-- START OF Record excerpts --
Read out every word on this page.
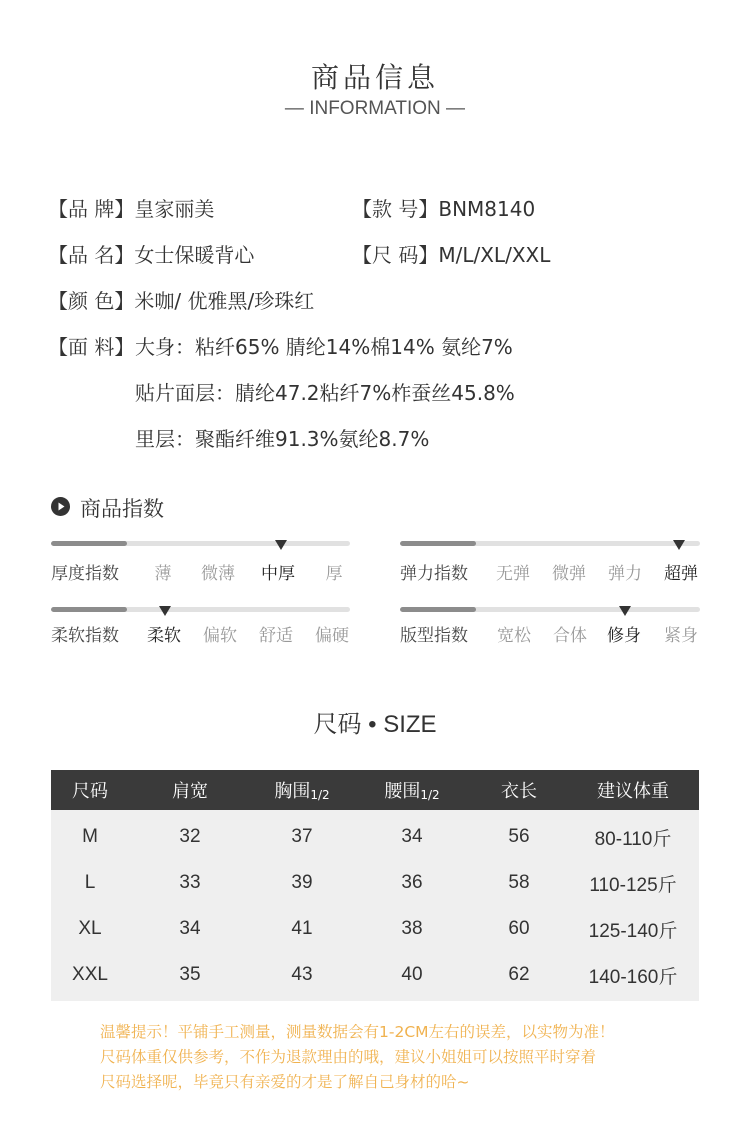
商品信息
— INFORMATION —
【品 牌】皇家丽美	【款 号】BNM8140
【品 名】女士保暖背心	【尺 码】M/L/XL/XXL
【颜 色】米咖/ 优雅黑/珍珠红
【面 料】 大身：粘纤65% 腈纶14%棉14% 氨纶7%
贴片面层：腈纶47.2粘纤7%柞蚕丝45.8%
里层：聚酯纤维91.3%氨纶8.7%
商品指数
厚度指数	薄	微薄 中厚	厚	弹力指数 无弹 微弹 弹力 超弹
柔软指数 柔软 偏软 舒适 偏硬	版型指数 宽松 合体 修身 紧身
尺码 • SIZE
尺码	肩宽	胸围$_{1/2}$	腰围$_{1/2}$	衣长	建议体重
M	32	37	34	56	80-110斤
L	33	39	36	58	110-125斤
XL	34	41	38	60	125-140斤
XXL	35	43	40	62	140-160斤
温馨提示！平铺手工测量，测量数据会有1-2CM左右的误差，以实物为准！
尺码体重仅供参考，不作为退款理由的哦，建议小姐姐可以按照平时穿着
尺码选择呢，毕竟只有亲爱的才是了解自己身材的哈~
-- END OF Record excerpts --
- What the exercise asks:
The entries above are to be returned exactly, without their pictures.

- Task answer:
Read out every word on this page.
商品信息
— INFORMATION —
【品 牌】皇家丽美	【款 号】BNM8140
【品 名】女士保暖背心	【尺 码】M/L/XL/XXL
【颜 色】米咖/ 优雅黑/珍珠红
【面 料】 大身：粘纤65% 腈纶14%棉14% 氨纶7%
贴片面层：腈纶47.2粘纤7%柞蚕丝45.8%
里层：聚酯纤维91.3%氨纶8.7%
商品指数
厚度指数	薄	微薄 中厚	厚	弹力指数 无弹 微弹 弹力 超弹
柔软指数 柔软 偏软 舒适 偏硬	版型指数 宽松 合体 修身 紧身
尺码 • SIZE
尺码	肩宽	胸围$_{1/2}$	腰围$_{1/2}$	衣长	建议体重
M	32	37	34	56	80-110斤
L	33	39	36	58	110-125斤
XL	34	41	38	60	125-140斤
XXL	35	43	40	62	140-160斤
温馨提示！平铺手工测量，测量数据会有1-2CM左右的误差，以实物为准！
尺码体重仅供参考，不作为退款理由的哦，建议小姐姐可以按照平时穿着
尺码选择呢，毕竟只有亲爱的才是了解自己身材的哈~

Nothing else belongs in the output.